:: SELECTED EXCERPT ::
# best way to lift plow



## HANDYMAN SAM (Jan 7, 2009)

right now i have the cycle country manual lift I would like to get a electric lift or winch but the honda shop told me the best was the manual lift
thanks,
Scott


----------



## nelson84 (Jan 1, 2009)

I'm rocking the manual lift. It lets you idle down before hitting reverse.


----------



## zztarg (Dec 28, 2008)

Plowed for years with the Cycle Country manual lift - I always thought the electric would just be another thing to maintain.


----------



## sdubfid (Dec 13, 2008)

I don't see how you guys can use manual lift unless it is just for your driveway. Electric lets you have infinite height adjustment, and you can raise and lower while driving/turning etc.

I was running the winch and am now using the warn electric lift. I highly recommend the winch. The warn electric lift is very slow compared to a 3k lb winch. It does draw a lot less power though.


----------



## skywagon (Nov 13, 2008)

:: SOURCE MATERIAL ::
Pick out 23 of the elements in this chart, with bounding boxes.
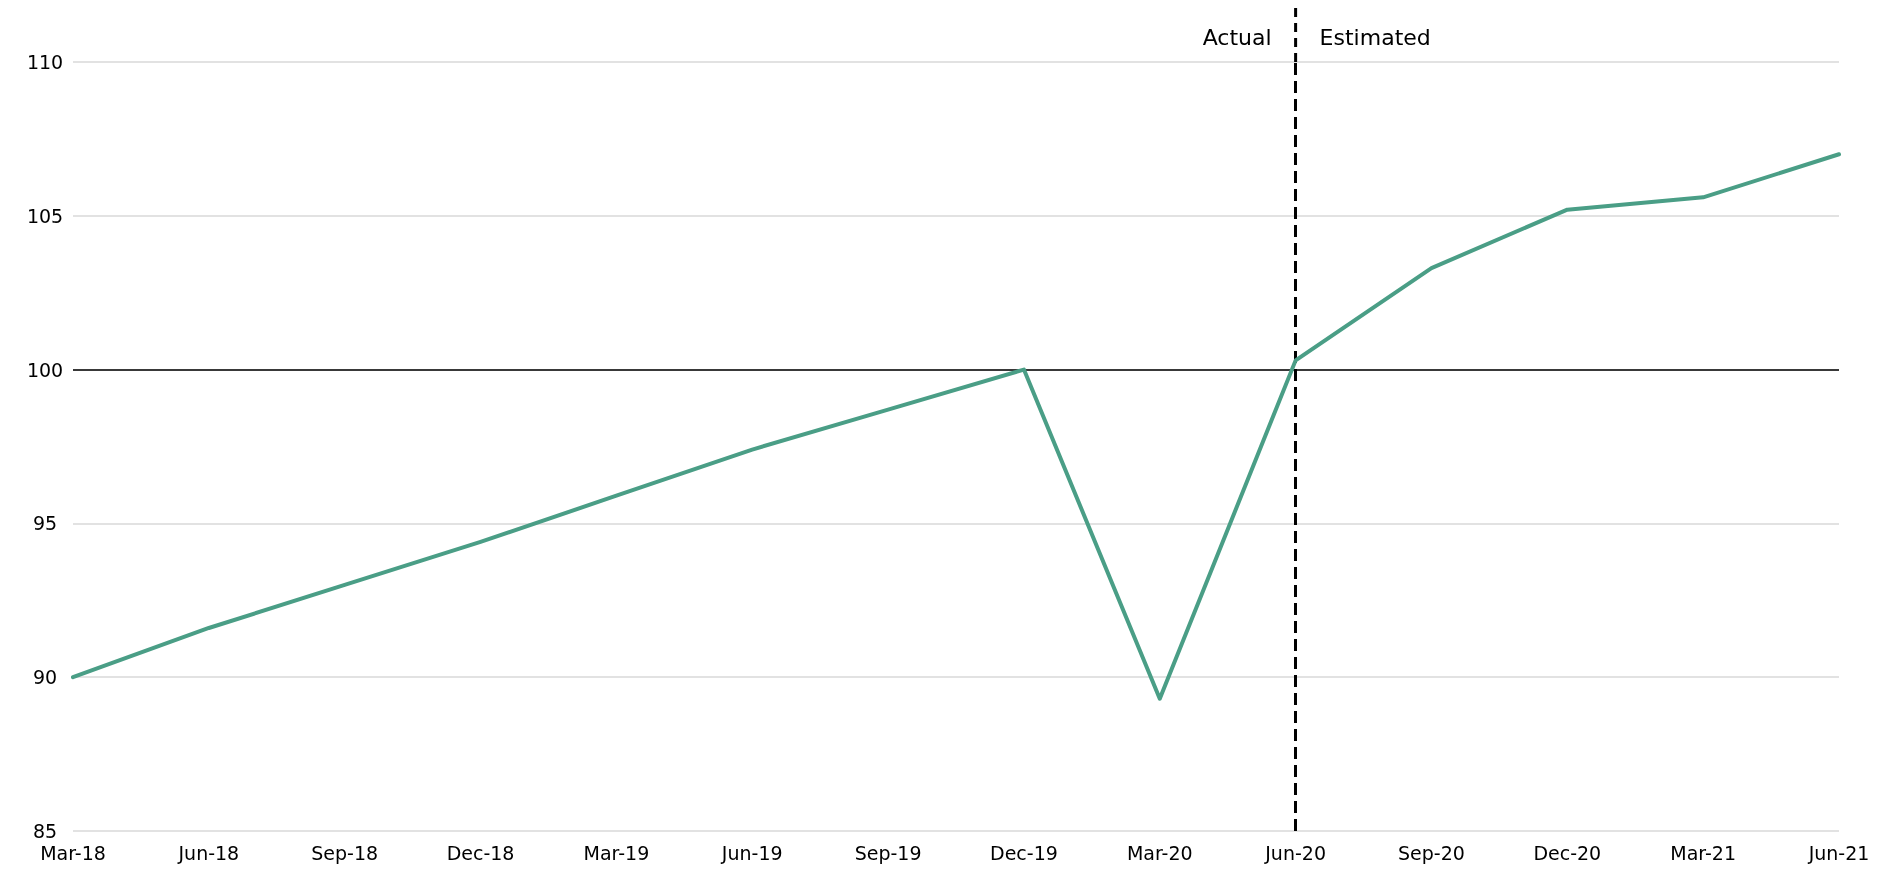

:: TASKS TO COMPLETE ::
[1] Answer these about the plow-lift thread:
(a) What lift does the first poster have right now?
(b) According to nelson84, what does the manual lift let you do before hitting reverse?
(c) What does sdubfid say the warn electric lift does better than the winch?
[2] Repeat the plow-lift thread from the words "Plowed for years" through "less power though.", swapping "winch" for "hoist".
Answer from the plow-lift thread only, not from the data.

:: SET OF ANSWERS ::
[1]
(a) The Cycle Country manual lift.
(b) Idle down.
(c) It draws a lot less power.

[2]
Plowed for years with the Cycle Country manual lift - I always thought the electric would just be another thing to maintain.


----------



## sdubfid (Dec 13, 2008)

I don't see how you guys can use manual lift unless it is just for your driveway. Electric lets you have infinite height adjustment, and you can raise and lower while driving/turning etc.

I was running the hoist and am now using the warn electric lift. I highly recommend the hoist. The warn electric lift is very slow compared to a 3k lb hoist. It does draw a lot less power though.